[Saved entries]
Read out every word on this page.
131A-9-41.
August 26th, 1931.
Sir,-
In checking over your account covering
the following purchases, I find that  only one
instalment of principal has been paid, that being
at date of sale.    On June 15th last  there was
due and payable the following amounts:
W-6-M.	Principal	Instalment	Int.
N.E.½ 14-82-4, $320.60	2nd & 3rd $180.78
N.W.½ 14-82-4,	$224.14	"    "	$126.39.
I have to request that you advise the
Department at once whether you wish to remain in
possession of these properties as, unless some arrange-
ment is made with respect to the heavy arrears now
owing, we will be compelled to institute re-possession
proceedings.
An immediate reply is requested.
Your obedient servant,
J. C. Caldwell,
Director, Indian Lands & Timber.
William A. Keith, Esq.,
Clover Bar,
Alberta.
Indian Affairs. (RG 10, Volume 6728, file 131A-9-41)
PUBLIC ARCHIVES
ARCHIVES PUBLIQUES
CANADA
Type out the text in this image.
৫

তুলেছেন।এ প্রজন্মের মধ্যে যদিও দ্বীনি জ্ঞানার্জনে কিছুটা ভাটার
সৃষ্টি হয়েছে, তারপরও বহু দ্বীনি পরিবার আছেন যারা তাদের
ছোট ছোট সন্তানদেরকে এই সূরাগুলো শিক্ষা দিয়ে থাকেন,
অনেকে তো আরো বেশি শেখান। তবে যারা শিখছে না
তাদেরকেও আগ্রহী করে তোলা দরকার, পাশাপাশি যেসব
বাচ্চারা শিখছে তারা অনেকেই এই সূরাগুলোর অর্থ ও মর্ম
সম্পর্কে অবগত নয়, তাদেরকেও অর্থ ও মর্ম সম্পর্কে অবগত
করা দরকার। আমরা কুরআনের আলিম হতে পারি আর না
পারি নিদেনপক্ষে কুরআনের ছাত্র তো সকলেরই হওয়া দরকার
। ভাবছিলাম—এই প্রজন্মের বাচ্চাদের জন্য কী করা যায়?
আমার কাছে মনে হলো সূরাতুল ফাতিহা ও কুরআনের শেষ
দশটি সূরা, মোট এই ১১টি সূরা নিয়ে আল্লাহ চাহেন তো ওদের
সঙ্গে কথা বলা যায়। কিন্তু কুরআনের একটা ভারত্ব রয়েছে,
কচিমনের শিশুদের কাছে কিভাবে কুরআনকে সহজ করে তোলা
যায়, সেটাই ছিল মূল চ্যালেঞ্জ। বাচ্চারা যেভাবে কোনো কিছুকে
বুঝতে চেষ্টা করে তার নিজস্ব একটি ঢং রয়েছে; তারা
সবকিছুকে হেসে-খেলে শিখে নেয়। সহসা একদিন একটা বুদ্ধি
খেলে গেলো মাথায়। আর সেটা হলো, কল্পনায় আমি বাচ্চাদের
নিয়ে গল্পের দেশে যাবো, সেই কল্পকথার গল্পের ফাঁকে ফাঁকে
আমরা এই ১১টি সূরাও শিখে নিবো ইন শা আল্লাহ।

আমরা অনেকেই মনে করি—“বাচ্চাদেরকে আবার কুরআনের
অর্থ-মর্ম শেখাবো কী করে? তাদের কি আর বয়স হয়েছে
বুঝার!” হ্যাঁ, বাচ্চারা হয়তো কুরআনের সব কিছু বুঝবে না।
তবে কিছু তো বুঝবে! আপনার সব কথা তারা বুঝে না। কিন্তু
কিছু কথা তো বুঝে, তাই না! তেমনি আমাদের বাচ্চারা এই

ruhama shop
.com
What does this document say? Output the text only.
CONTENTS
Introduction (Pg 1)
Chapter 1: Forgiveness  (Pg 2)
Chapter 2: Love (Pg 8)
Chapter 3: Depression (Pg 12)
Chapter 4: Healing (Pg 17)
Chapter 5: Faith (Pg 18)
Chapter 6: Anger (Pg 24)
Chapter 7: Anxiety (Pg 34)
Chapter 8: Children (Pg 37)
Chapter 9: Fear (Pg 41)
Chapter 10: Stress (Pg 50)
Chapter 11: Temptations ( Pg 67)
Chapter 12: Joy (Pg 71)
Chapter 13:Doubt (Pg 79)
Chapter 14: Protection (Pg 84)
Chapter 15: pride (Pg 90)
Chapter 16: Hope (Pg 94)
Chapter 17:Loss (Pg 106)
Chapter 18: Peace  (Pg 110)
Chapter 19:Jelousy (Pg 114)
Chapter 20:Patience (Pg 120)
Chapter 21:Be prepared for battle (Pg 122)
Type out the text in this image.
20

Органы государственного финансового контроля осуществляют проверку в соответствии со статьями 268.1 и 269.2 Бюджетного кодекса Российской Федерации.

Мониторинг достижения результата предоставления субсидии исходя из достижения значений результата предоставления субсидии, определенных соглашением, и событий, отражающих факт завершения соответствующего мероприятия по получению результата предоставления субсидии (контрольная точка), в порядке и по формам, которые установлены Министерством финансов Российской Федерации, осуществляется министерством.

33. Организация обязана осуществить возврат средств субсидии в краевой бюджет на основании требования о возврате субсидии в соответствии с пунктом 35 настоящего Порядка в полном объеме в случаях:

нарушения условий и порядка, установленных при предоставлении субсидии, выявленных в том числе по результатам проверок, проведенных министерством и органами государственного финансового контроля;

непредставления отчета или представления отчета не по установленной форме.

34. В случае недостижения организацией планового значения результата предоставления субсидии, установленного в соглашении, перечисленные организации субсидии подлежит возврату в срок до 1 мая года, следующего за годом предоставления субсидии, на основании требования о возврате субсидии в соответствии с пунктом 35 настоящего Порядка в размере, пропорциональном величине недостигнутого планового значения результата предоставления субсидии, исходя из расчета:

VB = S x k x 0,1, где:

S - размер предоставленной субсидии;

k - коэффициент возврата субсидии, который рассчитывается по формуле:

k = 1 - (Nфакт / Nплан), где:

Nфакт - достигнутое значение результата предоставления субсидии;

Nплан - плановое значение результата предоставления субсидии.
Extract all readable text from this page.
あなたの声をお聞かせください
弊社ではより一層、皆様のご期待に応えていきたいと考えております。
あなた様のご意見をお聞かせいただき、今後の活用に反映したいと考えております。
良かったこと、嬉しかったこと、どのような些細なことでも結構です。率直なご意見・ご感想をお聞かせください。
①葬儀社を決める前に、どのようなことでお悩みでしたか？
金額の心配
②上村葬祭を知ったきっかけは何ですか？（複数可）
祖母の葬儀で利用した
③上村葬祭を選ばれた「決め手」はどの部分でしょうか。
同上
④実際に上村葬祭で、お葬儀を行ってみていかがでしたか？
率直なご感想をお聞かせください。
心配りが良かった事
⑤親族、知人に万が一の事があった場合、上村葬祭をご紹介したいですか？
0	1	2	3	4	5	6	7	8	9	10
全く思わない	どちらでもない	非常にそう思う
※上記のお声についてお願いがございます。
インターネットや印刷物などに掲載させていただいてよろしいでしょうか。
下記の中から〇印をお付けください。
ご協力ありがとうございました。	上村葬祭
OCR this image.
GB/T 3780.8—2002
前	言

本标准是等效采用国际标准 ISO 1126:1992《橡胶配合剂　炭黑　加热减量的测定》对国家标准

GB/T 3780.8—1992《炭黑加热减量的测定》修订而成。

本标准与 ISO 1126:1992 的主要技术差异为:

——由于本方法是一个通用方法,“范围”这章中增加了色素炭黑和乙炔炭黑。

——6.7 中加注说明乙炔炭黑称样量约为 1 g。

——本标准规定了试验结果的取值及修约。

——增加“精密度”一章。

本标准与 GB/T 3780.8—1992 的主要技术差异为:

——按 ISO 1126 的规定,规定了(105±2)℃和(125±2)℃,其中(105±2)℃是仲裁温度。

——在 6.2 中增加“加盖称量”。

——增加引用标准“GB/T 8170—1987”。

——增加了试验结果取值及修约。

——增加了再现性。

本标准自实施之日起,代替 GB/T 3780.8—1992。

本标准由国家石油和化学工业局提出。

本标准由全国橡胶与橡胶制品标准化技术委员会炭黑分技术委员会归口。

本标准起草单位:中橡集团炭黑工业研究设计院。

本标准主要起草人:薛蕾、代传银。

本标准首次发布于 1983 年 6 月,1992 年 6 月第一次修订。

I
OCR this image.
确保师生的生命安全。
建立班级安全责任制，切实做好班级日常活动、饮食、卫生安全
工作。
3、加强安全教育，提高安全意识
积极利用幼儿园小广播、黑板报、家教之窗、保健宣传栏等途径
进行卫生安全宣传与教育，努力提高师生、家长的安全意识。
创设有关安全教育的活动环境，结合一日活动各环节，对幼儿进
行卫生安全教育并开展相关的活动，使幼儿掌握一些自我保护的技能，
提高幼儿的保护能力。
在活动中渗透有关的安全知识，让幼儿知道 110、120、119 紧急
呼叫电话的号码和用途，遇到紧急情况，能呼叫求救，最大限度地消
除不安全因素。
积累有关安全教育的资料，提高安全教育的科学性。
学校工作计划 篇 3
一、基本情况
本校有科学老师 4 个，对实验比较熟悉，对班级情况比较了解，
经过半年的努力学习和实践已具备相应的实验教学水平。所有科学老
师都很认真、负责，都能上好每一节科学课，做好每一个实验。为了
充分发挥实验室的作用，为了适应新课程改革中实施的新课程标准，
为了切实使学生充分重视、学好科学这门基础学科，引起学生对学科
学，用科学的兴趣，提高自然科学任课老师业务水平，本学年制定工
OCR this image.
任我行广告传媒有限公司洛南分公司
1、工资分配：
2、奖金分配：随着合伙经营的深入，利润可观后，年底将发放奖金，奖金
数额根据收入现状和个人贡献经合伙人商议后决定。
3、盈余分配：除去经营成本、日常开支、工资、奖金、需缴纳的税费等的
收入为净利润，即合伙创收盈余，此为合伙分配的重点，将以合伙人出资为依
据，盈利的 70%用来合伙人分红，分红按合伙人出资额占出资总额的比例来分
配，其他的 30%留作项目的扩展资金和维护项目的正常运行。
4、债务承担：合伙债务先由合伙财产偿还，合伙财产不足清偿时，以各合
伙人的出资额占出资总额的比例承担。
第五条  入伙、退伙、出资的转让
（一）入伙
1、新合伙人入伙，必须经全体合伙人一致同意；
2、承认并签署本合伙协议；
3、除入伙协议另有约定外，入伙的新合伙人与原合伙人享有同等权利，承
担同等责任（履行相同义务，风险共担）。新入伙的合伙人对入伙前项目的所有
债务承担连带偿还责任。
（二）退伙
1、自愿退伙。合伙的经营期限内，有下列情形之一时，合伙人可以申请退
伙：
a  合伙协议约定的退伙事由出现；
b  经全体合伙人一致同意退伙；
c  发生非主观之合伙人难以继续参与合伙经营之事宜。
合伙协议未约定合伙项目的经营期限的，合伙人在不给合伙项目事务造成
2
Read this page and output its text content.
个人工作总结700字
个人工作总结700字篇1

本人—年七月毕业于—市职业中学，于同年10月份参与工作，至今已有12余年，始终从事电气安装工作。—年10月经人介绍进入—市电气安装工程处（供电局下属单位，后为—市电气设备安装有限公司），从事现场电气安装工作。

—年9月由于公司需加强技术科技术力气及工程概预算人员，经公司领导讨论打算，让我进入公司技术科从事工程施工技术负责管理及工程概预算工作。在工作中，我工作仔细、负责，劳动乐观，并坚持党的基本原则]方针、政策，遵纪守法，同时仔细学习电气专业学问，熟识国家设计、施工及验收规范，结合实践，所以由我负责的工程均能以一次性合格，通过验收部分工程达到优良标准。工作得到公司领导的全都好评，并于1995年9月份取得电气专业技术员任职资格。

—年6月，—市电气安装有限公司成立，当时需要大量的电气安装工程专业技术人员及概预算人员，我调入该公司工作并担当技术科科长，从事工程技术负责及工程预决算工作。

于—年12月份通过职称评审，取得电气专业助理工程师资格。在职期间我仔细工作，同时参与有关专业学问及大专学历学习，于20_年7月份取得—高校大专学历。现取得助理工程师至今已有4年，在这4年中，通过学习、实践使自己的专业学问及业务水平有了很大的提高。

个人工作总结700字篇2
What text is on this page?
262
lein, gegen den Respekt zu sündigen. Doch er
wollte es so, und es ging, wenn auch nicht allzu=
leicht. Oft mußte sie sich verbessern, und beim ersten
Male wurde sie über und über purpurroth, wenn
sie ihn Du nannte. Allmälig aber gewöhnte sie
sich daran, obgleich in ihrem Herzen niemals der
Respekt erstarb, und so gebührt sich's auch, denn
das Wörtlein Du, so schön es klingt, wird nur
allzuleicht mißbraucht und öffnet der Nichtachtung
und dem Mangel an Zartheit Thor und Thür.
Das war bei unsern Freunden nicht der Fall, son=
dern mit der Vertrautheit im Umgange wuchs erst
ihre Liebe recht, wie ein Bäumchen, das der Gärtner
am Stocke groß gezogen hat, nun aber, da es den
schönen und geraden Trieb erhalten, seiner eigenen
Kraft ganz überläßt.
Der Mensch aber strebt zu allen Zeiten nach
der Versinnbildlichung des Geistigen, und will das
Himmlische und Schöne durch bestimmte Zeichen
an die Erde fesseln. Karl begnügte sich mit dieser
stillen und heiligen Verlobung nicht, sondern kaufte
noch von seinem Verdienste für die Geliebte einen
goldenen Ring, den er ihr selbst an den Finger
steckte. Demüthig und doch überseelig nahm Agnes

» THE TASK:
Extract all lines containing the word "that".

» EXPECTED ANSWER:
the following purchases, I find that  only one
instalment of principal has been paid, that being
I have to request that you advise the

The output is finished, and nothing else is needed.